_What you are asked to do_: Repeat every record exactly, omitting the pictures.

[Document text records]

───

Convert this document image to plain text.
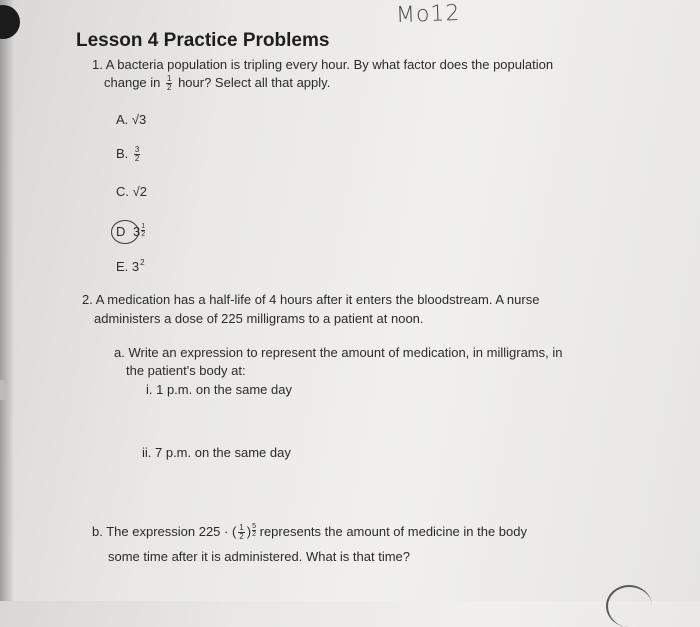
Mo12
Lesson 4 Practice Problems
1. A bacteria population is tripling every hour. By what factor does the population
change in $\frac{1}{2}$ hour? Select all that apply.
A. √3
B. $\frac{3}{2}$
C. √2
D $3 \frac{1}{2}$
E. $3^2$
2. A medication has a half-life of 4 hours after it enters the bloodstream. A nurse
administers a dose of 225 milligrams to a patient at noon.
a. Write an expression to represent the amount of medication, in milligrams, in
the patient's body at:
i. 1 p.m. on the same day
ii. 7 p.m. on the same day
b. The expression 225 · ( $\frac{1}{2}$ ) $\frac{5}{2}$ represents the amount of medicine in the body
some time after it is administered. What is that time?
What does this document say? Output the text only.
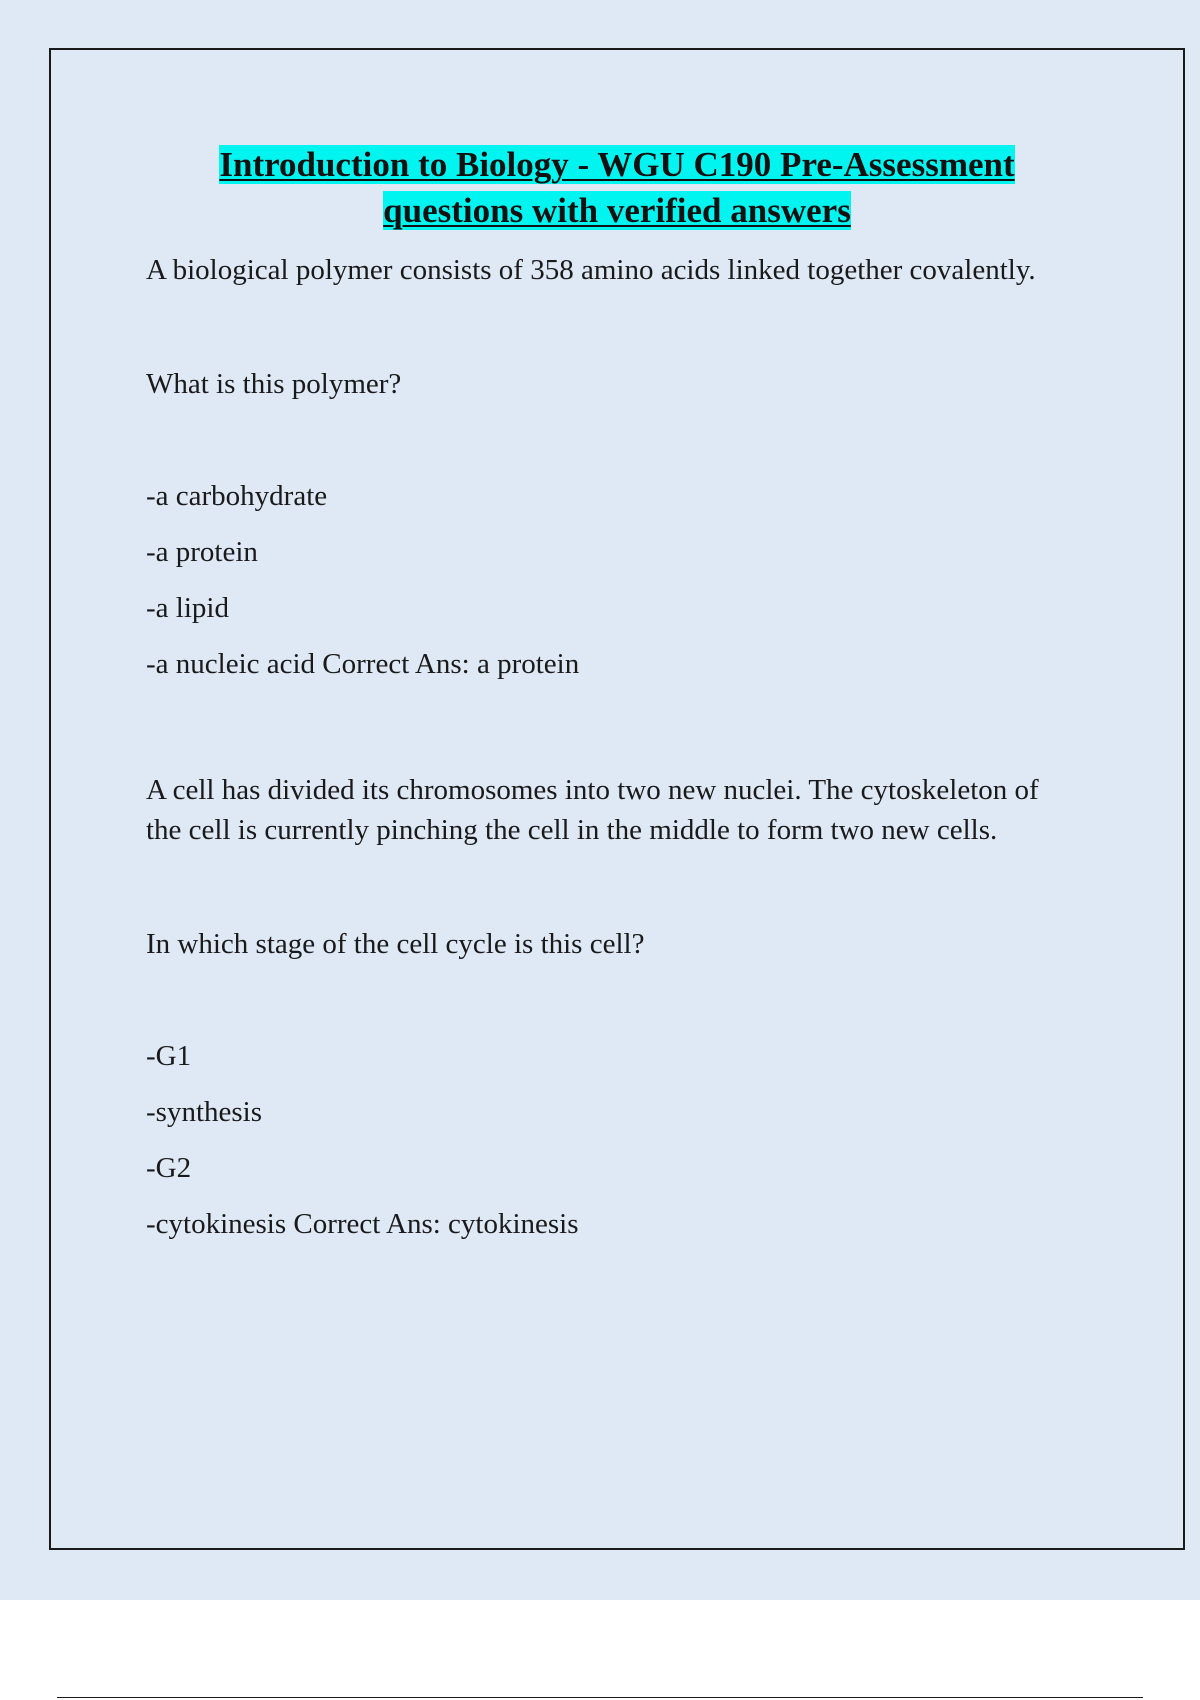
Introduction to Biology - WGU C190 Pre-Assessment
questions with verified answers

A biological polymer consists of 358 amino acids linked together covalently.

What is this polymer?

-a carbohydrate

-a protein

-a lipid

-a nucleic acid Correct Ans: a protein

A cell has divided its chromosomes into two new nuclei. The cytoskeleton of the cell is currently pinching the cell in the middle to form two new cells.

In which stage of the cell cycle is this cell?

-G1

-synthesis

-G2

-cytokinesis Correct Ans: cytokinesis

───

_Result of the exercise_:
Convert this document image to plain text.
Mo12
Lesson 4 Practice Problems
1. A bacteria population is tripling every hour. By what factor does the population
change in $\frac{1}{2}$ hour? Select all that apply.
A. √3
B. $\frac{3}{2}$
C. √2
D $3 \frac{1}{2}$
E. $3^2$
2. A medication has a half-life of 4 hours after it enters the bloodstream. A nurse
administers a dose of 225 milligrams to a patient at noon.
a. Write an expression to represent the amount of medication, in milligrams, in
the patient's body at:
i. 1 p.m. on the same day
ii. 7 p.m. on the same day
b. The expression 225 · ( $\frac{1}{2}$ ) $\frac{5}{2}$ represents the amount of medicine in the body
some time after it is administered. What is that time?
What does this document say? Output the text only.
Introduction to Biology - WGU C190 Pre-Assessment
questions with verified answers

A biological polymer consists of 358 amino acids linked together covalently.

What is this polymer?

-a carbohydrate

-a protein

-a lipid

-a nucleic acid Correct Ans: a protein

A cell has divided its chromosomes into two new nuclei. The cytoskeleton of the cell is currently pinching the cell in the middle to form two new cells.

In which stage of the cell cycle is this cell?

-G1

-synthesis

-G2

-cytokinesis Correct Ans: cytokinesis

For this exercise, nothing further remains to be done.